■ GOAL: Count lines, not occurrences: give the number of lines holding the word "Systems", and nothing besides.

----- AVAILABLE DATA -----

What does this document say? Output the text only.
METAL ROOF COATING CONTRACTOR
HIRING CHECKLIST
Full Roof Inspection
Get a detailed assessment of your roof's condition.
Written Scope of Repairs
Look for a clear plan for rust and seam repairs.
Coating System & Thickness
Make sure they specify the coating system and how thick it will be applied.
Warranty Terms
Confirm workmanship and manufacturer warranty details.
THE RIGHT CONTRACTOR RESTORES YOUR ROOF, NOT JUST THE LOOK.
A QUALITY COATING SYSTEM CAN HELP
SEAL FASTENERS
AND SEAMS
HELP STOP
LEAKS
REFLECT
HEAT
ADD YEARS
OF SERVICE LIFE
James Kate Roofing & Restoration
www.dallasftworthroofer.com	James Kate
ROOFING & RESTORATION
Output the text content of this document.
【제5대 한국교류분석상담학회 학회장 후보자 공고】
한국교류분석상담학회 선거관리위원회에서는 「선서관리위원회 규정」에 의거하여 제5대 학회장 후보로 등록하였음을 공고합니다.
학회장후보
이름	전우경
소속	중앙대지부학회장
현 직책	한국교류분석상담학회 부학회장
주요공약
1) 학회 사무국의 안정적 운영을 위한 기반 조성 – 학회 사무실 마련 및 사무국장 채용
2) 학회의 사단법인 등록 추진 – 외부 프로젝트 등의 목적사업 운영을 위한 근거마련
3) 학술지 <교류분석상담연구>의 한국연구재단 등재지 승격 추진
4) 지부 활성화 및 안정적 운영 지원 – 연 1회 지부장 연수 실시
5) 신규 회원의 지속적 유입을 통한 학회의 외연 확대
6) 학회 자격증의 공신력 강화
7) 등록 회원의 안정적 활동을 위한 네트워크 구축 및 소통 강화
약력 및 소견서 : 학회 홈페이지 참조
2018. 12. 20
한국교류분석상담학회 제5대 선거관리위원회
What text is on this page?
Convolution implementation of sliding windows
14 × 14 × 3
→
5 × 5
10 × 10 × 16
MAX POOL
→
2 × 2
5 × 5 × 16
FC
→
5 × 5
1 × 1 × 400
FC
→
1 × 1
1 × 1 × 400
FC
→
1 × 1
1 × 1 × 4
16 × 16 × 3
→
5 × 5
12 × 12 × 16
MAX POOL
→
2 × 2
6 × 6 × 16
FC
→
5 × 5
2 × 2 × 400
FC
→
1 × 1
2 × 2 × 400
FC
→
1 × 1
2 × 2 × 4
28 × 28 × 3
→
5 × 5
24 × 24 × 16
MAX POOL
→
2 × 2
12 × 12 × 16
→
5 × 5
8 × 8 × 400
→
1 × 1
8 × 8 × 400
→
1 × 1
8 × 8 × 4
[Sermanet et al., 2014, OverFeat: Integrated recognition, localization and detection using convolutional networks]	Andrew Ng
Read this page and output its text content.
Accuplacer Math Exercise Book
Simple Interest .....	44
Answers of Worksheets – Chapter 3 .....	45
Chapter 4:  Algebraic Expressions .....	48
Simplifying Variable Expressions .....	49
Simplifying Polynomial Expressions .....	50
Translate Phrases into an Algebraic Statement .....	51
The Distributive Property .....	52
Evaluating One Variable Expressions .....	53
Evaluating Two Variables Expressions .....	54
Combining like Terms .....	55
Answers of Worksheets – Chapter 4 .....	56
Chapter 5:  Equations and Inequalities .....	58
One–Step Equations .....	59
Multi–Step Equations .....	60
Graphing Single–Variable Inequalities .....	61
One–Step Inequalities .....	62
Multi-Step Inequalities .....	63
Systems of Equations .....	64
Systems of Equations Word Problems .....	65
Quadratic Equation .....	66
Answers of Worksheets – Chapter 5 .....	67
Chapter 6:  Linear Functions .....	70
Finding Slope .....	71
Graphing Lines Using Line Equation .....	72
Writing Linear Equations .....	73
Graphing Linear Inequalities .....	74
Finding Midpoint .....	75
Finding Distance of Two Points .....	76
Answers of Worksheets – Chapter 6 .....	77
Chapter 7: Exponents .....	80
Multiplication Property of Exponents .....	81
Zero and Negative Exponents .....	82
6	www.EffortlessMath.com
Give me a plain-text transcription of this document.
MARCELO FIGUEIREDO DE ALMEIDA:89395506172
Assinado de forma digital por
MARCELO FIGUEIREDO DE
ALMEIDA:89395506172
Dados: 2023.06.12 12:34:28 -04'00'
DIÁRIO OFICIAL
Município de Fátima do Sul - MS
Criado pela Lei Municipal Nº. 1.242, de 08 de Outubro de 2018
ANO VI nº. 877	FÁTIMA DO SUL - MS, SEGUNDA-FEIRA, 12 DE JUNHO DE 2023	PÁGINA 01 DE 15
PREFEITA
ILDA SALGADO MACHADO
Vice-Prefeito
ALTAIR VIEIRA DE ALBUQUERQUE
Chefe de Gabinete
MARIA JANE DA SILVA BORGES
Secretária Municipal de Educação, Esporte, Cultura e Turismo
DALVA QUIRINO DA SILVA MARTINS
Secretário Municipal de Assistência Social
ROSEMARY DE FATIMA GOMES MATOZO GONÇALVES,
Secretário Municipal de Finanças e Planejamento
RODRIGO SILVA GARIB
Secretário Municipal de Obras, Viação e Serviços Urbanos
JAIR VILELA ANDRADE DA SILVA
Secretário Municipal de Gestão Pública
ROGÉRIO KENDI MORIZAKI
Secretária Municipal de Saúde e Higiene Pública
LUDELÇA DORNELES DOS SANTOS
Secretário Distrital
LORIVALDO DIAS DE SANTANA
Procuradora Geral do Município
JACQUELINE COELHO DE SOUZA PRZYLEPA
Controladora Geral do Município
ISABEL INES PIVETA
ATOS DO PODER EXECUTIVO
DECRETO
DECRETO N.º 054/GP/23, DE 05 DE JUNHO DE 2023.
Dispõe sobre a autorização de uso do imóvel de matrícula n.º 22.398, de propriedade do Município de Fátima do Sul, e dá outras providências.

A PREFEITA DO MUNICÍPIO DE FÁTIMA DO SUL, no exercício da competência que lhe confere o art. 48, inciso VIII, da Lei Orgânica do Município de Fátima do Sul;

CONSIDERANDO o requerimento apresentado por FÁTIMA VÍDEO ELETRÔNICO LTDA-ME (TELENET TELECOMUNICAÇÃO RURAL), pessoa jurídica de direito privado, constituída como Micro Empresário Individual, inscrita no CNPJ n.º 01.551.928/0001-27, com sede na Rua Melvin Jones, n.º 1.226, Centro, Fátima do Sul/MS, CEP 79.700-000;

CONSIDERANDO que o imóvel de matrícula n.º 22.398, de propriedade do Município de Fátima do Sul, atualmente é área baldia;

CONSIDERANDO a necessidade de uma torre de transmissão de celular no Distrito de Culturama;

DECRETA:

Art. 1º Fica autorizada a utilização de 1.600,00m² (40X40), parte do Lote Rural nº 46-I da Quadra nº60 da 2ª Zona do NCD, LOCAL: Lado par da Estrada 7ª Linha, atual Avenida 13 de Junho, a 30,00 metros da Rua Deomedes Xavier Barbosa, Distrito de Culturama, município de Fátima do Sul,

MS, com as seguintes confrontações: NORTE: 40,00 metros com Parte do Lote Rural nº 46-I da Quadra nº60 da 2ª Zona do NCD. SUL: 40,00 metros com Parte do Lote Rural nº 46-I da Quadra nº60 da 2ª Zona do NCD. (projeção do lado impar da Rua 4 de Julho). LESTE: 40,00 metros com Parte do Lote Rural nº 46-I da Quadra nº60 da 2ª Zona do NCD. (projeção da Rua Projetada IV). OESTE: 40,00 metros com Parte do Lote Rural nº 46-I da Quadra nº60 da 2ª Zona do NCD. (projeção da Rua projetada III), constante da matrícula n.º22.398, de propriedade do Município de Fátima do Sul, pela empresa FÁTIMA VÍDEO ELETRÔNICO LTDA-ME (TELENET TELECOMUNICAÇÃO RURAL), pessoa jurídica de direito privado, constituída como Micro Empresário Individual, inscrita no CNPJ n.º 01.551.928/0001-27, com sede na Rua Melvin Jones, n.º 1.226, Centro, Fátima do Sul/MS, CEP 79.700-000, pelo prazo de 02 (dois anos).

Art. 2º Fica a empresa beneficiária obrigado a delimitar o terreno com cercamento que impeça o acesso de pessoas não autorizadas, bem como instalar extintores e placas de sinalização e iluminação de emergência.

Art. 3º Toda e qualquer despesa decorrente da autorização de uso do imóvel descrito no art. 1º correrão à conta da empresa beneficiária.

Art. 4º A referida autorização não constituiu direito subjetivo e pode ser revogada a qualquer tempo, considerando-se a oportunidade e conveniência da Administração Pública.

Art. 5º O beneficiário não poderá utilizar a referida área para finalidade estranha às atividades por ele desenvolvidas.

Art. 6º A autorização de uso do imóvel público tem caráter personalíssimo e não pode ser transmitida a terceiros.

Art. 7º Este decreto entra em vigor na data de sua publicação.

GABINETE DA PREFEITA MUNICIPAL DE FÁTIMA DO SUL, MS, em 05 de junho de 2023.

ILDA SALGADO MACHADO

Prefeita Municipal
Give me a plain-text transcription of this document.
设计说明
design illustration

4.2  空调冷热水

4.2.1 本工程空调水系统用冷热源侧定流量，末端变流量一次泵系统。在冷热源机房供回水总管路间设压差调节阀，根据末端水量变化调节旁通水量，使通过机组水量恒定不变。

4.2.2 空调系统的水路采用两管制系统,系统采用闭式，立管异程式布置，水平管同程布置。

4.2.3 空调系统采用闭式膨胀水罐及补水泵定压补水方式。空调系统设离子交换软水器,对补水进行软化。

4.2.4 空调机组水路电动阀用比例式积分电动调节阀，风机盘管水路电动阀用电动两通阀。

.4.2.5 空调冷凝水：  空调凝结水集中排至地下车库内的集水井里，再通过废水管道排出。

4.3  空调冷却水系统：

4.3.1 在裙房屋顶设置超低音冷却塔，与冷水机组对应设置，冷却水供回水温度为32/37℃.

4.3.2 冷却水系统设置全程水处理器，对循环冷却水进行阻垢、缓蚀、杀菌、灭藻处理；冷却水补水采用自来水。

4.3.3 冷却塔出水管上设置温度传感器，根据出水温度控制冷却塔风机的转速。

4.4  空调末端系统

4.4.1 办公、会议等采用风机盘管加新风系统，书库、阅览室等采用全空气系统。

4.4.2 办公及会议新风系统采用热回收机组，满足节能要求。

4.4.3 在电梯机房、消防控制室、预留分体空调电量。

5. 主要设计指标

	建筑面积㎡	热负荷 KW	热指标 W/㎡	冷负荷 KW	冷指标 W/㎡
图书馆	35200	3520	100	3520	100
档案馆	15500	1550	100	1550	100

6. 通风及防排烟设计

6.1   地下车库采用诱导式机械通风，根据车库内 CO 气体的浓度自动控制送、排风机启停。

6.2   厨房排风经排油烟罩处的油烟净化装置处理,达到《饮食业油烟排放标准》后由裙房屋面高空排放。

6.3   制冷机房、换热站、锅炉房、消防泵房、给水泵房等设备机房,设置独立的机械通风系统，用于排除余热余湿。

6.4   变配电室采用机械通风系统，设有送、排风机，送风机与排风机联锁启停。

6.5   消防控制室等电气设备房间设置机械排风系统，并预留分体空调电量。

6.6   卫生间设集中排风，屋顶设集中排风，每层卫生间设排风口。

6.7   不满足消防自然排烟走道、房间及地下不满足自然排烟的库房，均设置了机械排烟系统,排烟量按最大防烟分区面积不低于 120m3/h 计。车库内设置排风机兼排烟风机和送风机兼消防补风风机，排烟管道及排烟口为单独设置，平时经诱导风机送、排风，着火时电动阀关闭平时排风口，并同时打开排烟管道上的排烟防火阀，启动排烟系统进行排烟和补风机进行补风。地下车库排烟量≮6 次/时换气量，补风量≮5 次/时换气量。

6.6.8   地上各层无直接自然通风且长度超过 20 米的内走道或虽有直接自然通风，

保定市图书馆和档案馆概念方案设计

-----

■ TASK OUTPUT: 2